** begin **

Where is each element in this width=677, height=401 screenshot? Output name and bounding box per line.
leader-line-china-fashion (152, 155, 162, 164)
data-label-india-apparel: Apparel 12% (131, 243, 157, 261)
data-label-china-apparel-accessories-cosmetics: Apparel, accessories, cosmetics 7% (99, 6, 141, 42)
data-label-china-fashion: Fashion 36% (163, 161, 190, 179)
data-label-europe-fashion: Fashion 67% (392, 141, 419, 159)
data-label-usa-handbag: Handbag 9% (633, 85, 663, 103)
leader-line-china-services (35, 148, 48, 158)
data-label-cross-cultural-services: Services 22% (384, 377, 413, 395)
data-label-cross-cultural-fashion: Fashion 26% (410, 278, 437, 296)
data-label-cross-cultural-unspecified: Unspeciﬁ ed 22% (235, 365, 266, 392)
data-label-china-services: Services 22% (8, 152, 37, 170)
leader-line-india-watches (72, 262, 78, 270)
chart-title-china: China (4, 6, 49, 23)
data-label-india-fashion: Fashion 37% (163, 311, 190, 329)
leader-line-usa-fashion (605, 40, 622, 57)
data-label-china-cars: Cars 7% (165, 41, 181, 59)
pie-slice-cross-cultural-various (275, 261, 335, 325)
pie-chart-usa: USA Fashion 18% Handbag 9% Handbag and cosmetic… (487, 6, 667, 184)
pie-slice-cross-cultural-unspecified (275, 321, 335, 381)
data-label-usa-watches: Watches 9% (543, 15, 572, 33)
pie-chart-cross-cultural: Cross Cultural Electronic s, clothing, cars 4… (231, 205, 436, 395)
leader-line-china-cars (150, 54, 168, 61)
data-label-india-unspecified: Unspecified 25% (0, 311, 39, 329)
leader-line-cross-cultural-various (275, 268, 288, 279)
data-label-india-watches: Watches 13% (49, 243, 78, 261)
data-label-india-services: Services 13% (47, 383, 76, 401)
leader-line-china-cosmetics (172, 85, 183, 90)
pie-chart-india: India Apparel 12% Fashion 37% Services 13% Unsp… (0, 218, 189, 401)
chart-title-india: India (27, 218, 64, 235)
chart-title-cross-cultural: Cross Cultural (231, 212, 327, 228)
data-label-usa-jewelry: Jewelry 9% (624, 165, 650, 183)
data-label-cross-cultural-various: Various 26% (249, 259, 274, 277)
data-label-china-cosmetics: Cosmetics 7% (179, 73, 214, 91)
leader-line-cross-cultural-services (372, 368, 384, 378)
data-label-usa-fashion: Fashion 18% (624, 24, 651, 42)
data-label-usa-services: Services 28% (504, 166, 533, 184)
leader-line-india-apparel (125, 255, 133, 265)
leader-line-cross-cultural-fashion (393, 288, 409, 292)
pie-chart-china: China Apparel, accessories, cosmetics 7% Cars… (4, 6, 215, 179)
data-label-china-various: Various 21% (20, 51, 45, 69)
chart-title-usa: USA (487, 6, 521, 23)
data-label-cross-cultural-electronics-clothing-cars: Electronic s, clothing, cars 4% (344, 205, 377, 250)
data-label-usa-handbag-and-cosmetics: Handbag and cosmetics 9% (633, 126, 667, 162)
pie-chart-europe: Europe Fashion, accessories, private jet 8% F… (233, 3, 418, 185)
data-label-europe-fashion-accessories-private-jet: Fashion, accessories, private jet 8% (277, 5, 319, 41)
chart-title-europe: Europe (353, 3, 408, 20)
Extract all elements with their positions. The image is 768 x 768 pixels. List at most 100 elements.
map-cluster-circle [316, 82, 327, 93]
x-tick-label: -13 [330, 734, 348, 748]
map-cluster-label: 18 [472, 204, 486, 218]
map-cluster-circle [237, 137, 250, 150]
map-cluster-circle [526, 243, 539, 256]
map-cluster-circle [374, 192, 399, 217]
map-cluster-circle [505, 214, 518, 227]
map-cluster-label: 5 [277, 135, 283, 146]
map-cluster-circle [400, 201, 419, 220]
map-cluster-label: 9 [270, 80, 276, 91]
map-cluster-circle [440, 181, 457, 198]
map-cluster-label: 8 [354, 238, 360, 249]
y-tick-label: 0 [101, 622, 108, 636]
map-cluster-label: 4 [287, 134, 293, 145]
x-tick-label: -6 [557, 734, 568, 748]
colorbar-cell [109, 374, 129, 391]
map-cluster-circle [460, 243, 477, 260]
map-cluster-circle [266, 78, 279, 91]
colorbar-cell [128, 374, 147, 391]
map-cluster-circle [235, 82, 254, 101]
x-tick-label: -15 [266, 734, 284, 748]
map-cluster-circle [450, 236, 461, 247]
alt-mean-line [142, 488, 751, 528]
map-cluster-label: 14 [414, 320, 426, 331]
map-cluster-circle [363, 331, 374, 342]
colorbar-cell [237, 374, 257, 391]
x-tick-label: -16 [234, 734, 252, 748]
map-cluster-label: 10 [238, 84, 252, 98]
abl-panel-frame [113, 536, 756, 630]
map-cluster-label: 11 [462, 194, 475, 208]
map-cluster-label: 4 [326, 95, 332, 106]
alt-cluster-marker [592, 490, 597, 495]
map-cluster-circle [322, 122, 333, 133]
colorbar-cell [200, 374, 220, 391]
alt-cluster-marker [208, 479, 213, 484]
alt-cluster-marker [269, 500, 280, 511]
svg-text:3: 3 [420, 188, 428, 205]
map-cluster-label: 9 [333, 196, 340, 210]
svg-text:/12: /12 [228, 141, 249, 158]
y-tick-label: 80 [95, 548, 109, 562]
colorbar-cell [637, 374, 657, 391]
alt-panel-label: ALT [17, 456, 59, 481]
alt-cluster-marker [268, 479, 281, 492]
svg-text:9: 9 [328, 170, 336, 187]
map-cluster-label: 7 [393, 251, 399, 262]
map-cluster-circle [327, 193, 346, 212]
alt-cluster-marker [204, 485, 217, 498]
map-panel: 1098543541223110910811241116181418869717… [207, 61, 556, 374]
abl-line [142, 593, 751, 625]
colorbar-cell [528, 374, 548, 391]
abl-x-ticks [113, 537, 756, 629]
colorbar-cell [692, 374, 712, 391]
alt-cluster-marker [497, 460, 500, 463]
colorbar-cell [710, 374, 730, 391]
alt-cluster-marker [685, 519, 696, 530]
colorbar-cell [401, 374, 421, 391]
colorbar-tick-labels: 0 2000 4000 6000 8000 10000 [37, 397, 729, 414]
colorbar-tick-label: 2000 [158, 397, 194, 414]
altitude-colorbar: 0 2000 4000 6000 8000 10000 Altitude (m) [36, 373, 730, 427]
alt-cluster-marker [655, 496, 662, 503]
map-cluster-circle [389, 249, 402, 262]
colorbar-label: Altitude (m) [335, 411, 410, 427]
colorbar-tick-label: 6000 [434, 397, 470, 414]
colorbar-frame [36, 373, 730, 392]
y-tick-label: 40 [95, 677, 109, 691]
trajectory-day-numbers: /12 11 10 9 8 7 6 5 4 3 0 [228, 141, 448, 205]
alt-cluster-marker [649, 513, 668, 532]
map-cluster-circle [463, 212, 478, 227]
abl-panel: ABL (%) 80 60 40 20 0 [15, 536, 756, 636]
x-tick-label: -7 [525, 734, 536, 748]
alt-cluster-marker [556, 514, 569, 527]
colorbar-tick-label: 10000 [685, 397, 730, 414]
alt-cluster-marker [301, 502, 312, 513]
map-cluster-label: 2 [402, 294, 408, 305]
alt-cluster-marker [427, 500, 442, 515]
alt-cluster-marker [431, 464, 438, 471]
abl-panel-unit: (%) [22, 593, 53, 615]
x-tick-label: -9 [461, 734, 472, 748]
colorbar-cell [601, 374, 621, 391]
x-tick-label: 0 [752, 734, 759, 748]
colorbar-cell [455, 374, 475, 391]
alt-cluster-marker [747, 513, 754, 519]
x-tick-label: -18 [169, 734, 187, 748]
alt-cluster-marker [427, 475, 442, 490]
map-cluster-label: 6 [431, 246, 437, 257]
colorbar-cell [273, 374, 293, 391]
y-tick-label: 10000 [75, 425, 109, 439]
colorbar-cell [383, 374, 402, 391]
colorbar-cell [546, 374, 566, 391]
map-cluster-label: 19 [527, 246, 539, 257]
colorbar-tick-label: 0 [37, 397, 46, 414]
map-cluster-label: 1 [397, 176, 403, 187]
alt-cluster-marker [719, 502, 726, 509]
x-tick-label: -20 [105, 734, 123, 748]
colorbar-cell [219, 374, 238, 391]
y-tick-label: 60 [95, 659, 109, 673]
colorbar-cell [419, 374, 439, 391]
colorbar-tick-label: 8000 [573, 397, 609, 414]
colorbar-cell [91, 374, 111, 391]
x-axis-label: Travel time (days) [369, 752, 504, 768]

** end **

Retype the lines above without any change, from the very first line through the line that contains "pie-slice-cross-cultural-unspecified (275, 321, 335, 381)". Include both of those lines.

### THE COMPLETED TASK
Where is each element in this width=677, height=401 screenshot? Output name and bounding box per line.
leader-line-china-fashion (152, 155, 162, 164)
data-label-india-apparel: Apparel 12% (131, 243, 157, 261)
data-label-china-apparel-accessories-cosmetics: Apparel, accessories, cosmetics 7% (99, 6, 141, 42)
data-label-china-fashion: Fashion 36% (163, 161, 190, 179)
data-label-europe-fashion: Fashion 67% (392, 141, 419, 159)
data-label-usa-handbag: Handbag 9% (633, 85, 663, 103)
leader-line-china-services (35, 148, 48, 158)
data-label-cross-cultural-services: Services 22% (384, 377, 413, 395)
data-label-cross-cultural-fashion: Fashion 26% (410, 278, 437, 296)
data-label-cross-cultural-unspecified: Unspeciﬁ ed 22% (235, 365, 266, 392)
data-label-china-services: Services 22% (8, 152, 37, 170)
leader-line-india-watches (72, 262, 78, 270)
chart-title-china: China (4, 6, 49, 23)
data-label-india-fashion: Fashion 37% (163, 311, 190, 329)
leader-line-usa-fashion (605, 40, 622, 57)
data-label-china-cars: Cars 7% (165, 41, 181, 59)
pie-slice-cross-cultural-various (275, 261, 335, 325)
pie-chart-usa: USA Fashion 18% Handbag 9% Handbag and cosmetic… (487, 6, 667, 184)
pie-slice-cross-cultural-unspecified (275, 321, 335, 381)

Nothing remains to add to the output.